### [Source data]
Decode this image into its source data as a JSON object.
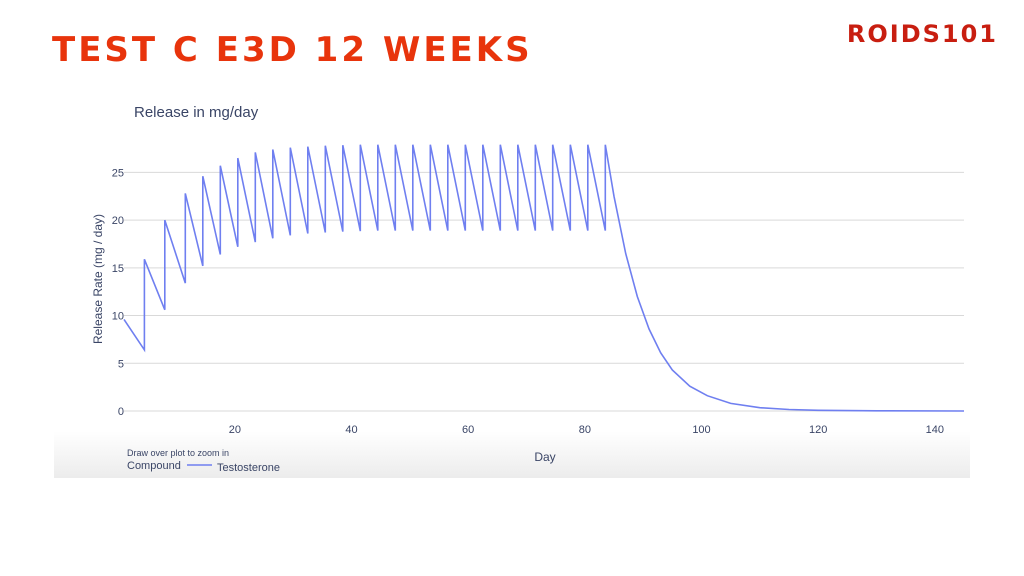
{
  "slide": {
    "title": "TEST C E3D 12 WEEKS",
    "logo": "ROIDS101",
    "title_color": "#e8340c",
    "logo_color": "#c81e10"
  },
  "chart_data": {
    "type": "line",
    "title": "Release in mg/day",
    "xlabel": "Day",
    "ylabel": "Release Rate (mg / day)",
    "xlim": [
      1,
      145
    ],
    "ylim": [
      0,
      28.5
    ],
    "x_ticks": [
      20,
      40,
      60,
      80,
      100,
      120,
      140
    ],
    "y_ticks": [
      0,
      5,
      10,
      15,
      20,
      25
    ],
    "grid": true,
    "hint_text": "Draw over plot to zoom in",
    "legend_title": "Compound",
    "legend_position": "bottom-left",
    "series": [
      {
        "name": "Testosterone",
        "color": "#6f7ff0",
        "x": [
          1,
          4.5,
          4.5,
          8,
          8,
          11.5,
          11.5,
          14.5,
          14.5,
          17.5,
          17.5,
          20.5,
          20.5,
          23.5,
          23.5,
          26.5,
          26.5,
          29.5,
          29.5,
          32.5,
          32.5,
          35.5,
          35.5,
          38.5,
          38.5,
          41.5,
          41.5,
          44.5,
          44.5,
          47.5,
          47.5,
          50.5,
          50.5,
          53.5,
          53.5,
          56.5,
          56.5,
          59.5,
          59.5,
          62.5,
          62.5,
          65.5,
          65.5,
          68.5,
          68.5,
          71.5,
          71.5,
          74.5,
          74.5,
          77.5,
          77.5,
          80.5,
          80.5,
          83.5,
          83.5,
          85,
          87,
          89,
          91,
          93,
          95,
          98,
          101,
          105,
          110,
          115,
          120,
          130,
          145
        ],
        "y": [
          9.6,
          6.4,
          15.9,
          10.6,
          20.0,
          13.4,
          22.8,
          15.2,
          24.6,
          16.4,
          25.7,
          17.2,
          26.5,
          17.7,
          27.1,
          18.1,
          27.4,
          18.4,
          27.6,
          18.6,
          27.7,
          18.7,
          27.8,
          18.8,
          27.85,
          18.85,
          27.9,
          18.9,
          27.9,
          18.9,
          27.9,
          18.9,
          27.9,
          18.9,
          27.9,
          18.9,
          27.9,
          18.9,
          27.9,
          18.9,
          27.9,
          18.9,
          27.9,
          18.9,
          27.9,
          18.9,
          27.9,
          18.9,
          27.9,
          18.9,
          27.9,
          18.9,
          27.9,
          18.9,
          27.9,
          22.5,
          16.5,
          12.0,
          8.6,
          6.1,
          4.3,
          2.6,
          1.6,
          0.8,
          0.35,
          0.16,
          0.07,
          0.02,
          0.0
        ]
      }
    ]
  }
}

### [The problem]
Count the lines of the material that include the word "Release", then report only the total.

### [Answer to this task]
2